== DESCRIPTION OF THE TASK ==
A faithful transcription of all the data is required.

== LISTED RECORDS ==
— BEGIN —

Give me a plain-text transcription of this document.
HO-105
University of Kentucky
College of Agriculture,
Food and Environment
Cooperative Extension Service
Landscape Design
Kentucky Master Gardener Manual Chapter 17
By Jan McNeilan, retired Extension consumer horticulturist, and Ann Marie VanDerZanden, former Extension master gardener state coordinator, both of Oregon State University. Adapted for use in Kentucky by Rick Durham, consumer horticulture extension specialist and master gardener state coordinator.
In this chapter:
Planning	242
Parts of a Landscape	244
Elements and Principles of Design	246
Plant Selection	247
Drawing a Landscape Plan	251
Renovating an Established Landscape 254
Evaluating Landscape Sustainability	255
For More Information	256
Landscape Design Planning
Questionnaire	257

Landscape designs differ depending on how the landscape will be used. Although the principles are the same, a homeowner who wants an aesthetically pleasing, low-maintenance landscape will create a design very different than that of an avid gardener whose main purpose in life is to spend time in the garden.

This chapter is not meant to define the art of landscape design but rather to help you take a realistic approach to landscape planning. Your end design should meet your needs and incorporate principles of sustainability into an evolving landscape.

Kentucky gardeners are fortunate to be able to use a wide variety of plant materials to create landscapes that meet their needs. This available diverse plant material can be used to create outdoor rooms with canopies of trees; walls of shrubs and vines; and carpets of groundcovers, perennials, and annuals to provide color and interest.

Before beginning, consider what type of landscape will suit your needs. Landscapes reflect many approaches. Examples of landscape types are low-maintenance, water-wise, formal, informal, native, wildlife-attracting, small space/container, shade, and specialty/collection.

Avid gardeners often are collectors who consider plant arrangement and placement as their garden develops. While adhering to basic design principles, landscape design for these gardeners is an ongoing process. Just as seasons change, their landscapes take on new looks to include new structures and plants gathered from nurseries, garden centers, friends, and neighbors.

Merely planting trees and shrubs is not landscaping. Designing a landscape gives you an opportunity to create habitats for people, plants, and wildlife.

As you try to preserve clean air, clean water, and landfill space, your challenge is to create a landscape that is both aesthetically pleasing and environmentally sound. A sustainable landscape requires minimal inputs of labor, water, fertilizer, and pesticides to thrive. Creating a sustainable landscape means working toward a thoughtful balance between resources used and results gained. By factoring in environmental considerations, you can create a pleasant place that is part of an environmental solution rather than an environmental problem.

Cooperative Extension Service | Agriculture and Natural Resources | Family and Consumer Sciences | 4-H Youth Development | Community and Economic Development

— END —

== CORRECT OUTPUT ==
Give me a plain-text transcription of this document.
HO-105
University of Kentucky
College of Agriculture,
Food and Environment
Cooperative Extension Service
Landscape Design
Kentucky Master Gardener Manual Chapter 17
By Jan McNeilan, retired Extension consumer horticulturist, and Ann Marie VanDerZanden, former Extension master gardener state coordinator, both of Oregon State University. Adapted for use in Kentucky by Rick Durham, consumer horticulture extension specialist and master gardener state coordinator.
In this chapter:
Planning	242
Parts of a Landscape	244
Elements and Principles of Design	246
Plant Selection	247
Drawing a Landscape Plan	251
Renovating an Established Landscape 254
Evaluating Landscape Sustainability	255
For More Information	256
Landscape Design Planning
Questionnaire	257

Landscape designs differ depending on how the landscape will be used. Although the principles are the same, a homeowner who wants an aesthetically pleasing, low-maintenance landscape will create a design very different than that of an avid gardener whose main purpose in life is to spend time in the garden.

This chapter is not meant to define the art of landscape design but rather to help you take a realistic approach to landscape planning. Your end design should meet your needs and incorporate principles of sustainability into an evolving landscape.

Kentucky gardeners are fortunate to be able to use a wide variety of plant materials to create landscapes that meet their needs. This available diverse plant material can be used to create outdoor rooms with canopies of trees; walls of shrubs and vines; and carpets of groundcovers, perennials, and annuals to provide color and interest.

Before beginning, consider what type of landscape will suit your needs. Landscapes reflect many approaches. Examples of landscape types are low-maintenance, water-wise, formal, informal, native, wildlife-attracting, small space/container, shade, and specialty/collection.

Avid gardeners often are collectors who consider plant arrangement and placement as their garden develops. While adhering to basic design principles, landscape design for these gardeners is an ongoing process. Just as seasons change, their landscapes take on new looks to include new structures and plants gathered from nurseries, garden centers, friends, and neighbors.

Merely planting trees and shrubs is not landscaping. Designing a landscape gives you an opportunity to create habitats for people, plants, and wildlife.

As you try to preserve clean air, clean water, and landfill space, your challenge is to create a landscape that is both aesthetically pleasing and environmentally sound. A sustainable landscape requires minimal inputs of labor, water, fertilizer, and pesticides to thrive. Creating a sustainable landscape means working toward a thoughtful balance between resources used and results gained. By factoring in environmental considerations, you can create a pleasant place that is part of an environmental solution rather than an environmental problem.

Cooperative Extension Service | Agriculture and Natural Resources | Family and Consumer Sciences | 4-H Youth Development | Community and Economic Development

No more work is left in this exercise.